● **DATA EXTRACT**:
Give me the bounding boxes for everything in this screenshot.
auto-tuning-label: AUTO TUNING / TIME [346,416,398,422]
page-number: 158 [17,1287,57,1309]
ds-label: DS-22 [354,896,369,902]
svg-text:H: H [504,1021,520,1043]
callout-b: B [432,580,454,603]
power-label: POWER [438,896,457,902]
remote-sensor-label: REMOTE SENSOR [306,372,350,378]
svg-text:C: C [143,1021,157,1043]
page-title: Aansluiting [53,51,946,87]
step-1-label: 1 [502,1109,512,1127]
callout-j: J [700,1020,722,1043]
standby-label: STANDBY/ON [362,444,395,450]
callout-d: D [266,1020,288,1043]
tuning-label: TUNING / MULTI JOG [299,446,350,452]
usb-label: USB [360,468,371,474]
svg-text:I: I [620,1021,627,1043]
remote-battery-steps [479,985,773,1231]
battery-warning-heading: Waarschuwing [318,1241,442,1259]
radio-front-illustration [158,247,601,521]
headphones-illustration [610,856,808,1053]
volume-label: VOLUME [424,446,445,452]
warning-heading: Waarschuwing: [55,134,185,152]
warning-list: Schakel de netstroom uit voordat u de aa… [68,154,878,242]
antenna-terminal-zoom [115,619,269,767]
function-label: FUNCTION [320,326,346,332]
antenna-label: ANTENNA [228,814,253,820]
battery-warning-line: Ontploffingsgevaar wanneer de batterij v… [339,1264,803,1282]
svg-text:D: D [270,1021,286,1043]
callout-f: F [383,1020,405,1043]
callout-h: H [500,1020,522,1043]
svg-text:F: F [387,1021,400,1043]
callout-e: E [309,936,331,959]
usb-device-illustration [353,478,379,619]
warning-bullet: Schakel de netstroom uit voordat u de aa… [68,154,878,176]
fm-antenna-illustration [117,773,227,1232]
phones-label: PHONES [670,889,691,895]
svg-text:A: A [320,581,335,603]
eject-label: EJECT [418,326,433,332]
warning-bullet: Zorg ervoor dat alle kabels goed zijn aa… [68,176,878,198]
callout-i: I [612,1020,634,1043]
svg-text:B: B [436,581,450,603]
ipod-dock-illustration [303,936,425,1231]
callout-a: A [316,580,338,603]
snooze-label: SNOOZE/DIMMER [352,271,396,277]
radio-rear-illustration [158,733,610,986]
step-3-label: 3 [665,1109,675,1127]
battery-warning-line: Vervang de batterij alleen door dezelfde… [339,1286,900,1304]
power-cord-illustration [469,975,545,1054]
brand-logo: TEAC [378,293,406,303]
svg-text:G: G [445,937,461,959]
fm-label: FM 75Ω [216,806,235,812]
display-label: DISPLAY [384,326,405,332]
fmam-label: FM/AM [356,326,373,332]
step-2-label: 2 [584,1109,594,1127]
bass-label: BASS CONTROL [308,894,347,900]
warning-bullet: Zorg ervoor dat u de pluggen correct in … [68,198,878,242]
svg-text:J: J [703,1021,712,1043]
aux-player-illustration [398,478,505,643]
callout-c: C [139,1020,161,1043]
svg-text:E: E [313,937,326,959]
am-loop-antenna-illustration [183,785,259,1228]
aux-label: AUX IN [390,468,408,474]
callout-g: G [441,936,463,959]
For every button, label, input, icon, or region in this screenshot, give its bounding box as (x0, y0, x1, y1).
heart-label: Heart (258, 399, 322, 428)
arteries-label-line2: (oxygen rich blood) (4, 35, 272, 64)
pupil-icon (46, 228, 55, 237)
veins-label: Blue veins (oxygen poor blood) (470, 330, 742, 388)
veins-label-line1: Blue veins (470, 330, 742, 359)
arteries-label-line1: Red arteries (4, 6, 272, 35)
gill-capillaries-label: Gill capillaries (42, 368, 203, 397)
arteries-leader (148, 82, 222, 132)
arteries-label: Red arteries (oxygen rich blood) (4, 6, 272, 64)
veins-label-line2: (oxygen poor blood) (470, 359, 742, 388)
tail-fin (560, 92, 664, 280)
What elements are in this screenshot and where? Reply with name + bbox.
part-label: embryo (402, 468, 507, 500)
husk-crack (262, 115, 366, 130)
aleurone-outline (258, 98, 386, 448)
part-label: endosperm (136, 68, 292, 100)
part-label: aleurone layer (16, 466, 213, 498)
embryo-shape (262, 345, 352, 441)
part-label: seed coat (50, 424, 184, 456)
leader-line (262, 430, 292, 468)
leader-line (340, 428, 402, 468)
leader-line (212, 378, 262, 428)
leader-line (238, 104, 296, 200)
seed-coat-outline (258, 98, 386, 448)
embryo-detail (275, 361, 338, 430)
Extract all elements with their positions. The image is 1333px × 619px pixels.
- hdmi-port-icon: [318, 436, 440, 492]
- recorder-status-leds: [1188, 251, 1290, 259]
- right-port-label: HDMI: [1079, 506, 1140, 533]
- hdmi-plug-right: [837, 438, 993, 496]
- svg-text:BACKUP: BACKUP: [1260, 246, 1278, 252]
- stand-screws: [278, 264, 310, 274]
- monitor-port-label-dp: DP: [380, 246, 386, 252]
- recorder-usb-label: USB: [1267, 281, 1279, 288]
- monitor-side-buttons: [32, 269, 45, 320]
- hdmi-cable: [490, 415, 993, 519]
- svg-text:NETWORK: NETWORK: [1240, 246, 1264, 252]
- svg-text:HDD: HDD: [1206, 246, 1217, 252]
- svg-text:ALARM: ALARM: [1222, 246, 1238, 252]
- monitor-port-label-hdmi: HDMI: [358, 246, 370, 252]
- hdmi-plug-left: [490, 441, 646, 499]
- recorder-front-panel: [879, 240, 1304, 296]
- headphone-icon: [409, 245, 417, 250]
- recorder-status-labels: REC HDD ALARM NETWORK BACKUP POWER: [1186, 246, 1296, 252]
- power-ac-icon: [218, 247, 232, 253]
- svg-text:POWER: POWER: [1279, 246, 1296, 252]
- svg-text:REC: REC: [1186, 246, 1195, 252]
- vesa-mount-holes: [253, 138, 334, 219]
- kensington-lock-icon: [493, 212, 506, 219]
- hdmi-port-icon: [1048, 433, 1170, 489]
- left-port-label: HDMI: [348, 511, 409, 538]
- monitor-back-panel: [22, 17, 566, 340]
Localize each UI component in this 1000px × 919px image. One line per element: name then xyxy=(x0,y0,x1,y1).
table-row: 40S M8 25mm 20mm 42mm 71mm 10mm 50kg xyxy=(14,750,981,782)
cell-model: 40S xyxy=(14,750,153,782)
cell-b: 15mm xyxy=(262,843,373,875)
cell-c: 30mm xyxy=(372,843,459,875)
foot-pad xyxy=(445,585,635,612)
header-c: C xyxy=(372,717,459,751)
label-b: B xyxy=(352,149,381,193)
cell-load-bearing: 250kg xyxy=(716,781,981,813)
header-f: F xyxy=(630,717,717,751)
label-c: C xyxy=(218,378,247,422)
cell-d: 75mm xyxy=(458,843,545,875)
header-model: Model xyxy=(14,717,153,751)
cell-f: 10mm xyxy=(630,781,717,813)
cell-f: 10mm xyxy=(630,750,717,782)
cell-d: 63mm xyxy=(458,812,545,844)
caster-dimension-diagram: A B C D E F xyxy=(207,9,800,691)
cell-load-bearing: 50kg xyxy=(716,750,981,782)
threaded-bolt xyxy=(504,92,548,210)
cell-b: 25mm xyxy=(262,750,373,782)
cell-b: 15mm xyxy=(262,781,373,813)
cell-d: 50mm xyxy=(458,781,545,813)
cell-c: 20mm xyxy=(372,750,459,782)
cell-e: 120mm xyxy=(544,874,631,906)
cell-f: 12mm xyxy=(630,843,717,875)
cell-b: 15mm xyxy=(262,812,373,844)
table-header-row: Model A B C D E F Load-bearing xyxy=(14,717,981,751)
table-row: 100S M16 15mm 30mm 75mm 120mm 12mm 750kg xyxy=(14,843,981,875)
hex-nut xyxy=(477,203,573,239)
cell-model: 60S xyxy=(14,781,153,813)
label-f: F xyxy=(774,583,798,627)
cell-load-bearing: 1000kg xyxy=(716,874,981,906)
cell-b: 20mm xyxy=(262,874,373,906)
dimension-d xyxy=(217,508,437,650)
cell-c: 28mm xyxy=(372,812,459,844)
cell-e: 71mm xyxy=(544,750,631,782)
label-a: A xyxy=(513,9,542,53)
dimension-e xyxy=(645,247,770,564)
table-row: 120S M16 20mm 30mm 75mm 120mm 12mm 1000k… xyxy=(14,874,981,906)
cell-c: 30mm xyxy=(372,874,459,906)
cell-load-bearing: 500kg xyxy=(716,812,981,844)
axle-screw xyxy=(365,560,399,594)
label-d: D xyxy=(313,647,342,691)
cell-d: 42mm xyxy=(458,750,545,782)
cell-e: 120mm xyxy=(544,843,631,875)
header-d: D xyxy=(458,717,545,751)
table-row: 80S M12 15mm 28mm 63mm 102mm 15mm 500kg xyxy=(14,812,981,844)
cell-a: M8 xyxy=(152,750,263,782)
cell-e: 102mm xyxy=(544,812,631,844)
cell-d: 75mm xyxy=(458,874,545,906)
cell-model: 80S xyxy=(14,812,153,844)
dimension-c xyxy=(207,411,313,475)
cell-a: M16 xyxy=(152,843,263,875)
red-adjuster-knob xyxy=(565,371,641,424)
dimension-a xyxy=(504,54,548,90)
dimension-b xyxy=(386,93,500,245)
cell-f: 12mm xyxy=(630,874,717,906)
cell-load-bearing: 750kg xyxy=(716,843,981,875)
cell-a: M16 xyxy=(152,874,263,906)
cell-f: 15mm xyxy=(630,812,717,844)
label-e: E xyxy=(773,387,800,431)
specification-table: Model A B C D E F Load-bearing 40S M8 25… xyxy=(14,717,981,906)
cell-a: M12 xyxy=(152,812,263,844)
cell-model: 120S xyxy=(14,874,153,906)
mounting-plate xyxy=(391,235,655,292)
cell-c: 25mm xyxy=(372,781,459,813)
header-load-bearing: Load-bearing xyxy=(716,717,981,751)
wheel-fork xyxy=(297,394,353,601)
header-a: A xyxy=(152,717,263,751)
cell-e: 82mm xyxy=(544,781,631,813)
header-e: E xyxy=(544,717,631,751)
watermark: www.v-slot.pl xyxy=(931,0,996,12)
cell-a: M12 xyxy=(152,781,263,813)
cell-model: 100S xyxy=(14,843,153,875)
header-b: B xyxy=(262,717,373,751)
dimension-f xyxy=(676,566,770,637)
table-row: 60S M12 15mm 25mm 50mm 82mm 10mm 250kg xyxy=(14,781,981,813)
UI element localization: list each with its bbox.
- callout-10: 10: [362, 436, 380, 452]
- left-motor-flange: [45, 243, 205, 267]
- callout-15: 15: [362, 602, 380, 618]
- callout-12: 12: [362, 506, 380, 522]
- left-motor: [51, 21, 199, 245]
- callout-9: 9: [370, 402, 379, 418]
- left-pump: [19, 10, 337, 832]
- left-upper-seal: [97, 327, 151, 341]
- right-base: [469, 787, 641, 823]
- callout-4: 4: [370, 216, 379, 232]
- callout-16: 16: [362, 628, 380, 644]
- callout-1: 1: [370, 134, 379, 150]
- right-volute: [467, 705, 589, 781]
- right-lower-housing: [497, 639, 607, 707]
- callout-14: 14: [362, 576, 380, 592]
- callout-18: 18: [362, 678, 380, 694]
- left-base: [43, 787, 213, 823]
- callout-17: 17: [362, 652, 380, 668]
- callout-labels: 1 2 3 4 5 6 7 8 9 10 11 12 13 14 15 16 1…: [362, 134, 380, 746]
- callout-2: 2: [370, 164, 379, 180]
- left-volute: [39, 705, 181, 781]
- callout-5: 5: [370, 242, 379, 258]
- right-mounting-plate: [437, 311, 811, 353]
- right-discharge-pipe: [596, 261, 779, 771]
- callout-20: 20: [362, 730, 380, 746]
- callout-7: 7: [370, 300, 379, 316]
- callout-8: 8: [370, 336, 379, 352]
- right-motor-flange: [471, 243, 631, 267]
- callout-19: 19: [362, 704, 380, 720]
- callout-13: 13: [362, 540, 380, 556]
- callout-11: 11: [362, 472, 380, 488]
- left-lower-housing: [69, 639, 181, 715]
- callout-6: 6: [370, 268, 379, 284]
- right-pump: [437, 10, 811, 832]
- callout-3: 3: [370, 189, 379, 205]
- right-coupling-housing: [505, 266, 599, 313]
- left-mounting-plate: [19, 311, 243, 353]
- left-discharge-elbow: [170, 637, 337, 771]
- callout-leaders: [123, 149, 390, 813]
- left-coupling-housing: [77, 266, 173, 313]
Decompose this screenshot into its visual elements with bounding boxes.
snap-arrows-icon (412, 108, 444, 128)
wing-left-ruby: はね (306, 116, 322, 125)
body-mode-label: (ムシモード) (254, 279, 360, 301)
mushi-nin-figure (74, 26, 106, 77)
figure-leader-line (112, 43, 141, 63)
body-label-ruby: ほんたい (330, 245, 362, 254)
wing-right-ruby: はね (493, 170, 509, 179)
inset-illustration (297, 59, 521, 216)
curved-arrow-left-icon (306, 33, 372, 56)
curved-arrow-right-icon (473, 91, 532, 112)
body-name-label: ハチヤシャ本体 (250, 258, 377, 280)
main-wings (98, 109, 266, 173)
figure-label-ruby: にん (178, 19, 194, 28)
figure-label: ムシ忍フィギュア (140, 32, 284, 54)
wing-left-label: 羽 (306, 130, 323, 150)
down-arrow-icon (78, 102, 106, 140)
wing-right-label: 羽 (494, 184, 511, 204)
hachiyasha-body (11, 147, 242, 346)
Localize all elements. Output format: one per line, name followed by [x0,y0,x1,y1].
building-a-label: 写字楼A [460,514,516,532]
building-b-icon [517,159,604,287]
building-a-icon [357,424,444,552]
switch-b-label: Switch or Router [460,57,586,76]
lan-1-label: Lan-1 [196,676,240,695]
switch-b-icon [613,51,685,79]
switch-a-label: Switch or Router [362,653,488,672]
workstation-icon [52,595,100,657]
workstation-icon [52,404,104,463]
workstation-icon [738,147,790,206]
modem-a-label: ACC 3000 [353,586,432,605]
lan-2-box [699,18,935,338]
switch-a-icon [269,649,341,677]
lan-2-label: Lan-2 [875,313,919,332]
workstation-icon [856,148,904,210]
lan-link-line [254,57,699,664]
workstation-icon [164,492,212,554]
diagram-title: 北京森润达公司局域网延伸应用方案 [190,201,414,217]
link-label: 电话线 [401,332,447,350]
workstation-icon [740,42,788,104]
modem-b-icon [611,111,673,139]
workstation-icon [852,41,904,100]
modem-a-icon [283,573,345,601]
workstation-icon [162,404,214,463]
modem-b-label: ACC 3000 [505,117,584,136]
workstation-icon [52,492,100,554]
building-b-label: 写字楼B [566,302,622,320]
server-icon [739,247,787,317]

● **WHAT IS BEING ASKED**: Format the records above as a JSON list of strings, with one string per line. Cover the lines from the start of the records through the line containing "radio-front-illustration [158,247,601,521]", inclusive, and leave out any blank lines.

● **OUTPUT FOR THIS EXERCISE**:
[
  "Give me the bounding boxes for everything in this screenshot.",
  "auto-tuning-label: AUTO TUNING / TIME [346,416,398,422]",
  "page-number: 158 [17,1287,57,1309]",
  "ds-label: DS-22 [354,896,369,902]",
  "svg-text:H: H [504,1021,520,1043]",
  "callout-b: B [432,580,454,603]",
  "power-label: POWER [438,896,457,902]",
  "remote-sensor-label: REMOTE SENSOR [306,372,350,378]",
  "svg-text:C: C [143,1021,157,1043]",
  "page-title: Aansluiting [53,51,946,87]",
  "step-1-label: 1 [502,1109,512,1127]",
  "callout-j: J [700,1020,722,1043]",
  "standby-label: STANDBY/ON [362,444,395,450]",
  "callout-d: D [266,1020,288,1043]",
  "tuning-label: TUNING / MULTI JOG [299,446,350,452]",
  "usb-label: USB [360,468,371,474]",
  "svg-text:I: I [620,1021,627,1043]",
  "remote-battery-steps [479,985,773,1231]",
  "battery-warning-heading: Waarschuwing [318,1241,442,1259]",
  "radio-front-illustration [158,247,601,521]"
]